Task to carry out:
Write each record again exactly as it stands.

Extracted entries:
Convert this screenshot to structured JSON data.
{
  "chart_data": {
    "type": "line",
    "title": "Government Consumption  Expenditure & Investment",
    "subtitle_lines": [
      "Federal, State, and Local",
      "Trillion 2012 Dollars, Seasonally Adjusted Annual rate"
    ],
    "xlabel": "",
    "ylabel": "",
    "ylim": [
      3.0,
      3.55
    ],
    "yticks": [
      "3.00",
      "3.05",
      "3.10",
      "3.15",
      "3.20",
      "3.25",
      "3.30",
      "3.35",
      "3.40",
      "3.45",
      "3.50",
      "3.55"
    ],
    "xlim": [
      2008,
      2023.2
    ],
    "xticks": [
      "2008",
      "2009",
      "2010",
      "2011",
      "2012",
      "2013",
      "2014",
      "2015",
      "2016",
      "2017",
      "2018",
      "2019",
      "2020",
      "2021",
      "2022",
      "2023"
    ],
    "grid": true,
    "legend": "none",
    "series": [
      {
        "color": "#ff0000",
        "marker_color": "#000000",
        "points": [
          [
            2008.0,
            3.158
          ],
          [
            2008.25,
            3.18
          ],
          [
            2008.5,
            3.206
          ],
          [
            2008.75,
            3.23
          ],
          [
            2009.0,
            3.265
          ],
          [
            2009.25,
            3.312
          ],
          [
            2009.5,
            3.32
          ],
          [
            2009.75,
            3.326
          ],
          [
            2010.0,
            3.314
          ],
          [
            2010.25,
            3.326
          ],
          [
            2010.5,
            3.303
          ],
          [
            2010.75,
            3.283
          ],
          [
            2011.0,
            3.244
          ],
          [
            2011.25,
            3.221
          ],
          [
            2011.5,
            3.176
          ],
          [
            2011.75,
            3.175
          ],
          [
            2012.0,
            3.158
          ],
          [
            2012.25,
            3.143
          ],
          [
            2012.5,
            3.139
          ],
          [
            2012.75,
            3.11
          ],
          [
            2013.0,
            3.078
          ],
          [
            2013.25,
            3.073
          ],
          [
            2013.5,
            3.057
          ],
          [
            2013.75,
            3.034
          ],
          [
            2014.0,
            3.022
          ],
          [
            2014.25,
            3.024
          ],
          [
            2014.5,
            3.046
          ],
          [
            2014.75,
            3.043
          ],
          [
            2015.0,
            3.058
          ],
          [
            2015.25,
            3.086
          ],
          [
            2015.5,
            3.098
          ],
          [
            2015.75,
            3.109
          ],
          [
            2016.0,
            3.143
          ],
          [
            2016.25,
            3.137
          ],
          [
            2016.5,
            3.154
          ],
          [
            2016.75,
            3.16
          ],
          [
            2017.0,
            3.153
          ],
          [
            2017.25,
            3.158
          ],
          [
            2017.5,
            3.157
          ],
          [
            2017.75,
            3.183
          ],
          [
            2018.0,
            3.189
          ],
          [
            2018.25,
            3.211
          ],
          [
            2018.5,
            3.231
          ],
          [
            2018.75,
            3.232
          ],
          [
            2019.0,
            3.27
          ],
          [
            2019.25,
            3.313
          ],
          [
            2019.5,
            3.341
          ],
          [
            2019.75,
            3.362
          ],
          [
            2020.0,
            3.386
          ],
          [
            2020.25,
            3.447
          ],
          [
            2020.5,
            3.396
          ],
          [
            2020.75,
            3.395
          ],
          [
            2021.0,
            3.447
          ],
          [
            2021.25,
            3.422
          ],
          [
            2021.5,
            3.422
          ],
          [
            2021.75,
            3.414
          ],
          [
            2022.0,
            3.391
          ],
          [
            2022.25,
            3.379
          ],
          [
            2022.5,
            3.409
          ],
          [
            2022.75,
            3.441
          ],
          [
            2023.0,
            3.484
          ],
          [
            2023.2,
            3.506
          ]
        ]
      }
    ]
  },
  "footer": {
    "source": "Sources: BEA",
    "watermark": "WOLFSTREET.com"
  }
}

The response:
Convert this screenshot to structured JSON data.
{
  "chart_data": {
    "type": "line",
    "title": "Government Consumption  Expenditure & Investment",
    "subtitle_lines": [
      "Federal, State, and Local",
      "Trillion 2012 Dollars, Seasonally Adjusted Annual rate"
    ],
    "xlabel": "",
    "ylabel": "",
    "ylim": [
      3.0,
      3.55
    ],
    "yticks": [
      "3.00",
      "3.05",
      "3.10",
      "3.15",
      "3.20",
      "3.25",
      "3.30",
      "3.35",
      "3.40",
      "3.45",
      "3.50",
      "3.55"
    ],
    "xlim": [
      2008,
      2023.2
    ],
    "xticks": [
      "2008",
      "2009",
      "2010",
      "2011",
      "2012",
      "2013",
      "2014",
      "2015",
      "2016",
      "2017",
      "2018",
      "2019",
      "2020",
      "2021",
      "2022",
      "2023"
    ],
    "grid": true,
    "legend": "none",
    "series": [
      {
        "color": "#ff0000",
        "marker_color": "#000000",
        "points": [
          [
            2008.0,
            3.158
          ],
          [
            2008.25,
            3.18
          ],
          [
            2008.5,
            3.206
          ],
          [
            2008.75,
            3.23
          ],
          [
            2009.0,
            3.265
          ],
          [
            2009.25,
            3.312
          ],
          [
            2009.5,
            3.32
          ],
          [
            2009.75,
            3.326
          ],
          [
            2010.0,
            3.314
          ],
          [
            2010.25,
            3.326
          ],
          [
            2010.5,
            3.303
          ],
          [
            2010.75,
            3.283
          ],
          [
            2011.0,
            3.244
          ],
          [
            2011.25,
            3.221
          ],
          [
            2011.5,
            3.176
          ],
          [
            2011.75,
            3.175
          ],
          [
            2012.0,
            3.158
          ],
          [
            2012.25,
            3.143
          ],
          [
            2012.5,
            3.139
          ],
          [
            2012.75,
            3.11
          ],
          [
            2013.0,
            3.078
          ],
          [
            2013.25,
            3.073
          ],
          [
            2013.5,
            3.057
          ],
          [
            2013.75,
            3.034
          ],
          [
            2014.0,
            3.022
          ],
          [
            2014.25,
            3.024
          ],
          [
            2014.5,
            3.046
          ],
          [
            2014.75,
            3.043
          ],
          [
            2015.0,
            3.058
          ],
          [
            2015.25,
            3.086
          ],
          [
            2015.5,
            3.098
          ],
          [
            2015.75,
            3.109
          ],
          [
            2016.0,
            3.143
          ],
          [
            2016.25,
            3.137
          ],
          [
            2016.5,
            3.154
          ],
          [
            2016.75,
            3.16
          ],
          [
            2017.0,
            3.153
          ],
          [
            2017.25,
            3.158
          ],
          [
            2017.5,
            3.157
          ],
          [
            2017.75,
            3.183
          ],
          [
            2018.0,
            3.189
          ],
          [
            2018.25,
            3.211
          ],
          [
            2018.5,
            3.231
          ],
          [
            2018.75,
            3.232
          ],
          [
            2019.0,
            3.27
          ],
          [
            2019.25,
            3.313
          ],
          [
            2019.5,
            3.341
          ],
          [
            2019.75,
            3.362
          ],
          [
            2020.0,
            3.386
          ],
          [
            2020.25,
            3.447
          ],
          [
            2020.5,
            3.396
          ],
          [
            2020.75,
            3.395
          ],
          [
            2021.0,
            3.447
          ],
          [
            2021.25,
            3.422
          ],
          [
            2021.5,
            3.422
          ],
          [
            2021.75,
            3.414
          ],
          [
            2022.0,
            3.391
          ],
          [
            2022.25,
            3.379
          ],
          [
            2022.5,
            3.409
          ],
          [
            2022.75,
            3.441
          ],
          [
            2023.0,
            3.484
          ],
          [
            2023.2,
            3.506
          ]
        ]
      }
    ]
  },
  "footer": {
    "source": "Sources: BEA",
    "watermark": "WOLFSTREET.com"
  }
}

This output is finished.